[Instructions]
1. In the passage on source water, what happens to EC as temperature rises?
2. Copy the part of the source water passage starting at "The source infiltration" and ending at "(Figure 1e, 1f).".

[Selection]
• • • • •

Figure 1. Eh-pH relationship for feed water. (a) natural variation in groundwater mound (March–July 2010). Redox fences for Fe from [1]; (b) Eh vs. Temperature; (c) pH vs. Temperature; (d) EC (μS cm⁻¹) vs. temperature; (e). EC (μS cm⁻¹) vs. pH; (f) EC (μS cm⁻¹) vs. Eh. Temperatures are the sampled temperature of water abstracted from the groundwater mound.

Figure 1. Eh-pH relationship for feed water. (a) natural variation in groundwater mound (March–July 2010). Redox fences for Fe from [1]; (b) Eh vs. Temperature; (c) pH vs. Temperature; (d) EC (μS cm⁻¹) vs. temperature; (e). EC (μS cm⁻¹) vs. pH; (f) EC (μS cm⁻¹) vs. Eh. Temperatures are the sampled temperature of water abstracted from the groundwater mound.

3. Experimental Results: n-ZVM + Water

3.1. Source Water

The source infiltration groundwater mound has an Eh-pH relationship, which varies over the course of a year (Figure 1a, 1b, 1c). The EC (i.e., TDS) decreases with increasing temperature (Figure 1d). EC is not related to pH or Eh (Figure 1e, 1f).

The experiments were designed to determine if:

• Addition of n-ZVM resulted in a significant change in EC, pH or Eh.

• • • • •

[Source material]
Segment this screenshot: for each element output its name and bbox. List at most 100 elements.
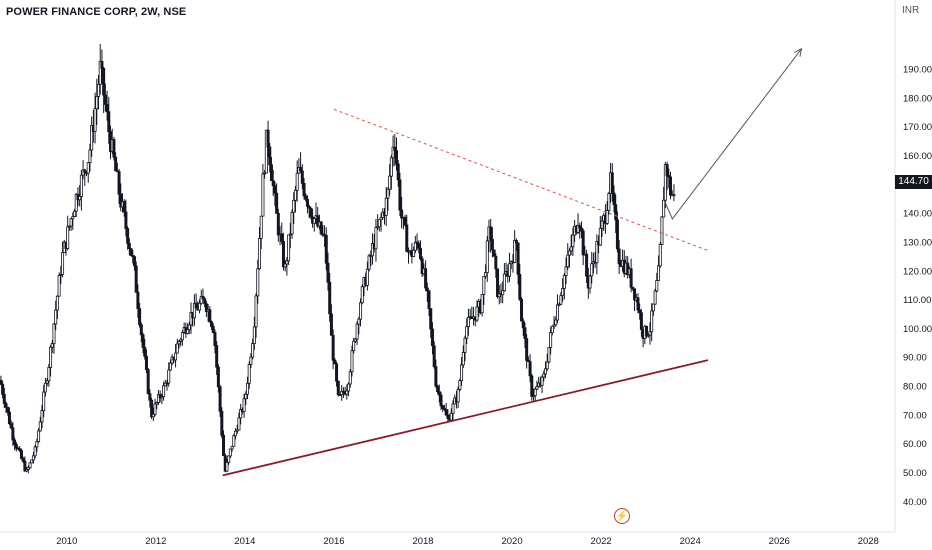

• • • • •

[Task solutions]
1. EC decreases as temperature increases.

2.
The source infiltration groundwater mound has an Eh-pH relationship, which varies over the course of a year (Figure 1a, 1b, 1c). The EC (i.e., TDS) decreases with increasing temperature (Figure 1d). EC is not related to pH or Eh (Figure 1e, 1f).